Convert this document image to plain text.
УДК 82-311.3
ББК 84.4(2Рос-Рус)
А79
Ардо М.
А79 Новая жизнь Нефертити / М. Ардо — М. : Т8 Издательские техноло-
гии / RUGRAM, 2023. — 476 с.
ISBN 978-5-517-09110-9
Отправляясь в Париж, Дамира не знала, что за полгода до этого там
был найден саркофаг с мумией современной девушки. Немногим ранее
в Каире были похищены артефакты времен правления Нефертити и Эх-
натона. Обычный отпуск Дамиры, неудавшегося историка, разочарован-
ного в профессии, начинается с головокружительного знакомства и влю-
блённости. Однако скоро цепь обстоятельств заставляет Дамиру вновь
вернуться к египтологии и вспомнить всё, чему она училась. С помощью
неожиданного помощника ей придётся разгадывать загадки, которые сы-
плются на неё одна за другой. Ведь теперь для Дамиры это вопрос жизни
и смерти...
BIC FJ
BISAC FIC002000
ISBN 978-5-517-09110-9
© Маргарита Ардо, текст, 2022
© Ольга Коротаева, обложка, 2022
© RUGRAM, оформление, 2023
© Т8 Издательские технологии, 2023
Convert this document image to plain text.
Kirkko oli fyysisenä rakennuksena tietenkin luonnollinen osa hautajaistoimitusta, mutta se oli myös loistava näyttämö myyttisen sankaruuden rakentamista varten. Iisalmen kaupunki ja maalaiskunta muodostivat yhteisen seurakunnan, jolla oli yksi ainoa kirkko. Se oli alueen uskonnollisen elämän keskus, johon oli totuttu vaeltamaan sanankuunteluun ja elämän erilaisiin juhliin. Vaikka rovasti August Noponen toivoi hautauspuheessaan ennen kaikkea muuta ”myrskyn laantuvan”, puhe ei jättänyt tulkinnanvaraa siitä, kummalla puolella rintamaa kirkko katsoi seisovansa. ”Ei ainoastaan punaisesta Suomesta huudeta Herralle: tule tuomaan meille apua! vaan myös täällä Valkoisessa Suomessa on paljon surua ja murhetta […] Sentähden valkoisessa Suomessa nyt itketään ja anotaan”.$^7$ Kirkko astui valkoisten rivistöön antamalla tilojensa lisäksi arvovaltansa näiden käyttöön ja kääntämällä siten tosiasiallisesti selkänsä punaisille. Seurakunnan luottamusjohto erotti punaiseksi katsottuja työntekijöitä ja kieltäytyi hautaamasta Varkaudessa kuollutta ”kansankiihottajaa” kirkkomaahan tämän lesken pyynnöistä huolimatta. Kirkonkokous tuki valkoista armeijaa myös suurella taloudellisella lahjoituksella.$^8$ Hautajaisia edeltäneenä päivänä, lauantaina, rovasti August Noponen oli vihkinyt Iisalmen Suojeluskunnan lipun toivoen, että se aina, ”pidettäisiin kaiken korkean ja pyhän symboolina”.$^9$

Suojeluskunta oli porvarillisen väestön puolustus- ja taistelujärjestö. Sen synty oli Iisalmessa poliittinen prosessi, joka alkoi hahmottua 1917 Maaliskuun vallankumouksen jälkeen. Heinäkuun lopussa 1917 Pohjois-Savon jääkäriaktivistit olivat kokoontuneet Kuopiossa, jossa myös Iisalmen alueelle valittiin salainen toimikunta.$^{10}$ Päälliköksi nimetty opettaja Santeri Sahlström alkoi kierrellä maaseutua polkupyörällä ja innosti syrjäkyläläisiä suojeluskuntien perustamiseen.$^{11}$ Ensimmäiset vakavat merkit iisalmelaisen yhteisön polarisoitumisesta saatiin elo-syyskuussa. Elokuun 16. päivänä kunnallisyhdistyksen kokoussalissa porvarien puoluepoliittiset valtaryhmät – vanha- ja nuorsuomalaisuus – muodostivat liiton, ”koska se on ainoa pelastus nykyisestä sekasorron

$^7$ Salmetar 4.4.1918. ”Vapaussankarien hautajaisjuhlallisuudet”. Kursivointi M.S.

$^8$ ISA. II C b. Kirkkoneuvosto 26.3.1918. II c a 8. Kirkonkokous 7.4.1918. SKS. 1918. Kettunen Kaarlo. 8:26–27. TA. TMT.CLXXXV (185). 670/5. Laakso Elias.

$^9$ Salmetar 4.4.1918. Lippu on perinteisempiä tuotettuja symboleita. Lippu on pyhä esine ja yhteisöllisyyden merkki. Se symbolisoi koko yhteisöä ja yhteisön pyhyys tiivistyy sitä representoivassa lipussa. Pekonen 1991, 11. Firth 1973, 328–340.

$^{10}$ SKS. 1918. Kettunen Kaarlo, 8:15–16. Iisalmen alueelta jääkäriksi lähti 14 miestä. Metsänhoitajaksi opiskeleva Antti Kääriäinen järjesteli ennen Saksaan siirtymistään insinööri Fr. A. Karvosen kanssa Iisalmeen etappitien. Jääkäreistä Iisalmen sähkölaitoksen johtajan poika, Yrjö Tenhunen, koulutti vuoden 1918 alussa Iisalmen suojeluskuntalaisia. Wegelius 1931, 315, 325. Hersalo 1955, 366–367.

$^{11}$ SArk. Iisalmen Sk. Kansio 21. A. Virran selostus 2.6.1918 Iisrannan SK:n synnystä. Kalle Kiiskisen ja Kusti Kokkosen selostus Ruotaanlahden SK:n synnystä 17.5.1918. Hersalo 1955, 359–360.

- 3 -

__What you are asked to do__. Every line of the records that includes the word "RUGRAM" should be gathered.

__In response__.
гии / RUGRAM, 2023. — 476 с.
© RUGRAM, оформление, 2023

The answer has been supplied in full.